Without the pictures, return all of the material exactly as written.

── Dataset ──

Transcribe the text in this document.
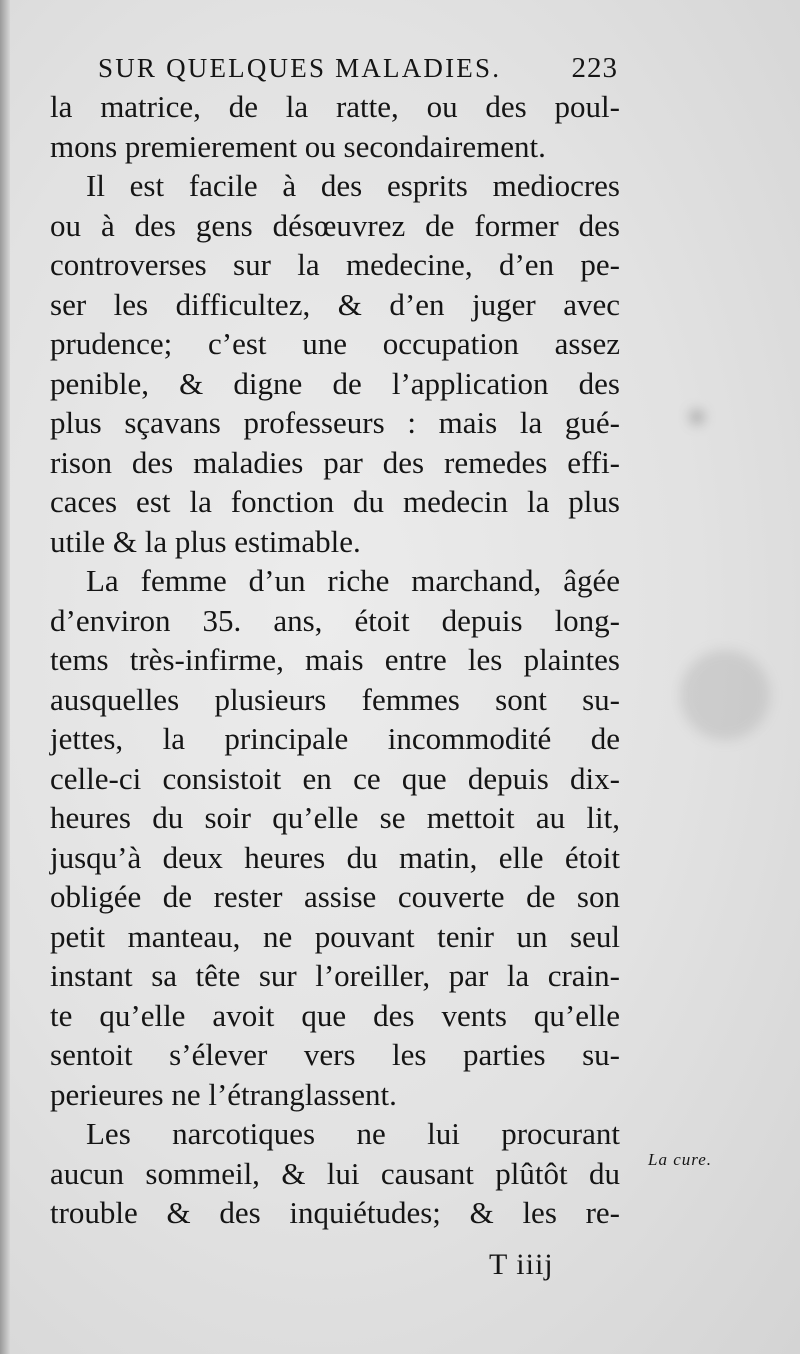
SUR QUELQUES MALADIES. 223
la matrice, de la ratte, ou des poul-
mons premierement ou secondairement.
Il est facile à des esprits mediocres
ou à des gens désœuvrez de former des
controverses sur la medecine, d’en pe-
ser les difficultez, & d’en juger avec
prudence; c’est une occupation assez
penible, & digne de l’application des
plus sçavans professeurs : mais la gué-
rison des maladies par des remedes effi-
caces est la fonction du medecin la plus
utile & la plus estimable.
La femme d’un riche marchand, âgée
d’environ 35. ans, étoit depuis long-
tems très-infirme, mais entre les plaintes
ausquelles plusieurs femmes sont su-
jettes, la principale incommodité de
celle-ci consistoit en ce que depuis dix-
heures du soir qu’elle se mettoit au lit,
jusqu’à deux heures du matin, elle étoit
obligée de rester assise couverte de son
petit manteau, ne pouvant tenir un seul
instant sa tête sur l’oreiller, par la crain-
te qu’elle avoit que des vents qu’elle
sentoit s’élever vers les parties su-
perieures ne l’étranglassent.
Les narcotiques ne lui procurant
aucun sommeil, & lui causant plûtôt du
trouble & des inquiétudes; & les re-
La cure.
T iiij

───

Output for this task —
Transcribe the text in this document.
SUR QUELQUES MALADIES. 223
la matrice, de la ratte, ou des poul-
mons premierement ou secondairement.
Il est facile à des esprits mediocres
ou à des gens désœuvrez de former des
controverses sur la medecine, d’en pe-
ser les difficultez, & d’en juger avec
prudence; c’est une occupation assez
penible, & digne de l’application des
plus sçavans professeurs : mais la gué-
rison des maladies par des remedes effi-
caces est la fonction du medecin la plus
utile & la plus estimable.
La femme d’un riche marchand, âgée
d’environ 35. ans, étoit depuis long-
tems très-infirme, mais entre les plaintes
ausquelles plusieurs femmes sont su-
jettes, la principale incommodité de
celle-ci consistoit en ce que depuis dix-
heures du soir qu’elle se mettoit au lit,
jusqu’à deux heures du matin, elle étoit
obligée de rester assise couverte de son
petit manteau, ne pouvant tenir un seul
instant sa tête sur l’oreiller, par la crain-
te qu’elle avoit que des vents qu’elle
sentoit s’élever vers les parties su-
perieures ne l’étranglassent.
Les narcotiques ne lui procurant
aucun sommeil, & lui causant plûtôt du
trouble & des inquiétudes; & les re-
La cure.
T iiij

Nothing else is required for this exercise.